**DATA FOR THIS TASK**
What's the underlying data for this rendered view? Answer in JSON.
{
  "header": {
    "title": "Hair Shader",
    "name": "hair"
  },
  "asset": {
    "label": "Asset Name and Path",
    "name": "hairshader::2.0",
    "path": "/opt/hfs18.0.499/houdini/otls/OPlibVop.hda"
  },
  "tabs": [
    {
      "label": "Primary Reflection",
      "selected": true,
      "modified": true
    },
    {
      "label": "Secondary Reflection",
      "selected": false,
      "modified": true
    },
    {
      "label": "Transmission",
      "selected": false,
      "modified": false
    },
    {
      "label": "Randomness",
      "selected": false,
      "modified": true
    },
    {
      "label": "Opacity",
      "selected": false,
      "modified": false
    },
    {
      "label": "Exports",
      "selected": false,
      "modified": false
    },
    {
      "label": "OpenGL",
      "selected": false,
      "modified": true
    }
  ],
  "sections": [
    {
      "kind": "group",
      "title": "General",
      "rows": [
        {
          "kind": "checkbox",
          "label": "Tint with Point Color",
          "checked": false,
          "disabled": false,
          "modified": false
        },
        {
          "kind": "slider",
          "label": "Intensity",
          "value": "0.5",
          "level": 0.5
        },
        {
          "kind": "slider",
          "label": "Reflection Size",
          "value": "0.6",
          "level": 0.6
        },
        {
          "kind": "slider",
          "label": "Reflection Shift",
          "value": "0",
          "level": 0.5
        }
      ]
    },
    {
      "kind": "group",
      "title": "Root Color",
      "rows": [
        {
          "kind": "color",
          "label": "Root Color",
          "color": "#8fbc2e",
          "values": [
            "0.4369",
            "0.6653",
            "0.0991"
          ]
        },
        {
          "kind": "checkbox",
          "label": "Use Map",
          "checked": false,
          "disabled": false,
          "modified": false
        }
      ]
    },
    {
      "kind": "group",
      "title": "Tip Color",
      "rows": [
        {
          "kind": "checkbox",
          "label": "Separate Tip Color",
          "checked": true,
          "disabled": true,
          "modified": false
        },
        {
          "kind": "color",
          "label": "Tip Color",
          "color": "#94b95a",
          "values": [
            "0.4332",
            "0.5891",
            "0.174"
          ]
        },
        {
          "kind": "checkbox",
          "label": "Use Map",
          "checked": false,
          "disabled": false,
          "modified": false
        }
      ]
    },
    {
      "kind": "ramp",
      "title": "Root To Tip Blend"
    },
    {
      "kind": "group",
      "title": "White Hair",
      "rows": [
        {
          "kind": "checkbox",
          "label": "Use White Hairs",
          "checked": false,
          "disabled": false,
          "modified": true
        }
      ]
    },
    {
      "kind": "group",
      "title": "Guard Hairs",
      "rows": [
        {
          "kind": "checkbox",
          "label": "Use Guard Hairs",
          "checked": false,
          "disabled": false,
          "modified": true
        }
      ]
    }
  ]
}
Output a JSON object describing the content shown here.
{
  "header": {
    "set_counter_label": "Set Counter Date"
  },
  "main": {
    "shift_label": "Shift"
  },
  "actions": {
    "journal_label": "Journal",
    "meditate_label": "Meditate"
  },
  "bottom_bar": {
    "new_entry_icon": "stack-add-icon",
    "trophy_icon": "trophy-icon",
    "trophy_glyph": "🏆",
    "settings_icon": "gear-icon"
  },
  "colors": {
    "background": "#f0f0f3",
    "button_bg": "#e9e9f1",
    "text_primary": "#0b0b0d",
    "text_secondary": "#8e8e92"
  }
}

**OBJECTIVE**
Search the records above for the string "Shift". Copy every line that contains it.

**CORRECT RESPONSE**
          "label": "Reflection Shift",
    "shift_label": "Shift"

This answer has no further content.